What is required » Gather each line containing the string "Create" from these entries.

==========

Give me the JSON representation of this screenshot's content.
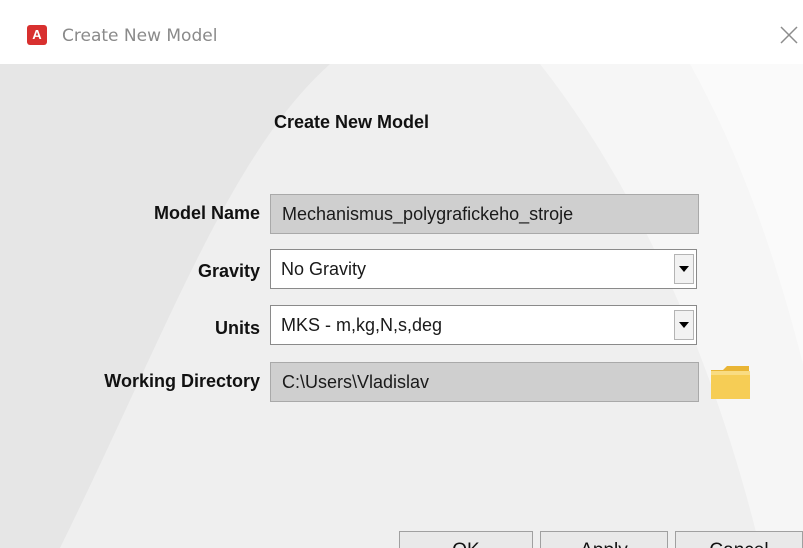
{
  "window": {
    "title": "Create New Model",
    "app_icon_letter": "A",
    "icons": {
      "app": "app-logo-icon",
      "close": "close-icon",
      "folder": "folder-icon",
      "dropdown": "dropdown-arrow-icon"
    },
    "colors": {
      "accent": "#d8302f",
      "panel_bg": "#efefef",
      "readonly_field_bg": "#cfcfcf",
      "folder": "#f6cd55"
    }
  },
  "form": {
    "heading": "Create New Model",
    "model_name": {
      "label": "Model Name",
      "value": "Mechanismus_polygrafickeho_stroje"
    },
    "gravity": {
      "label": "Gravity",
      "value": "No Gravity"
    },
    "units": {
      "label": "Units",
      "value": "MKS - m,kg,N,s,deg"
    },
    "working_directory": {
      "label": "Working Directory",
      "value": "C:\\Users\\Vladislav"
    }
  },
  "buttons": {
    "ok": "OK",
    "apply": "Apply",
    "cancel": "Cancel"
  }
}
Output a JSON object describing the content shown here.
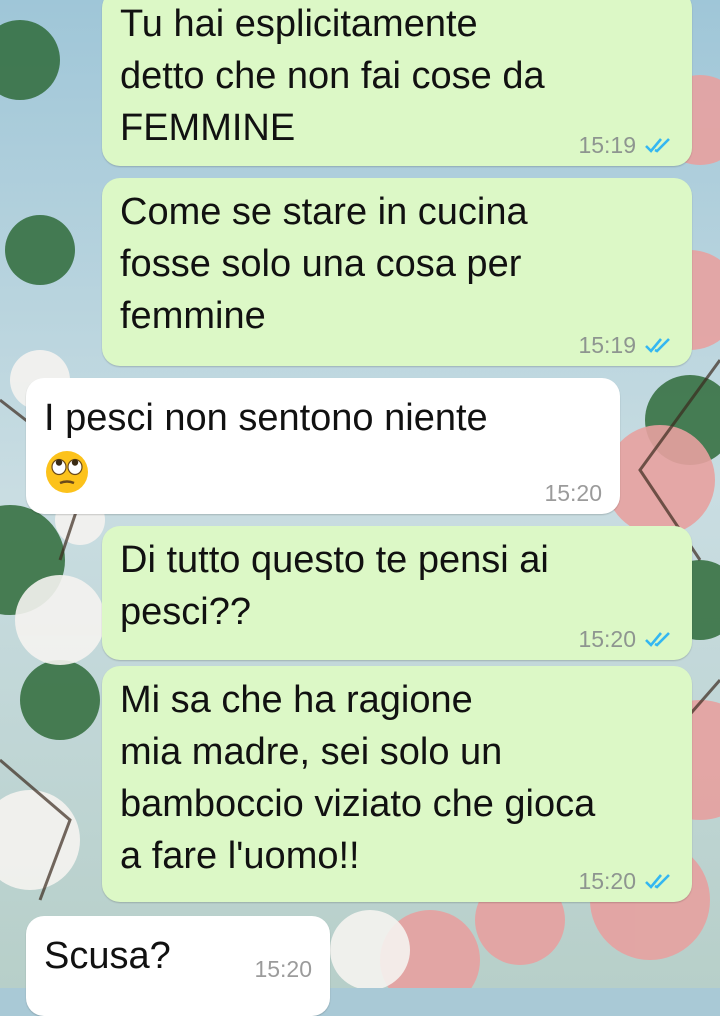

==========

Problem solution »
    "title": "Create New Model",
    "heading": "Create New Model",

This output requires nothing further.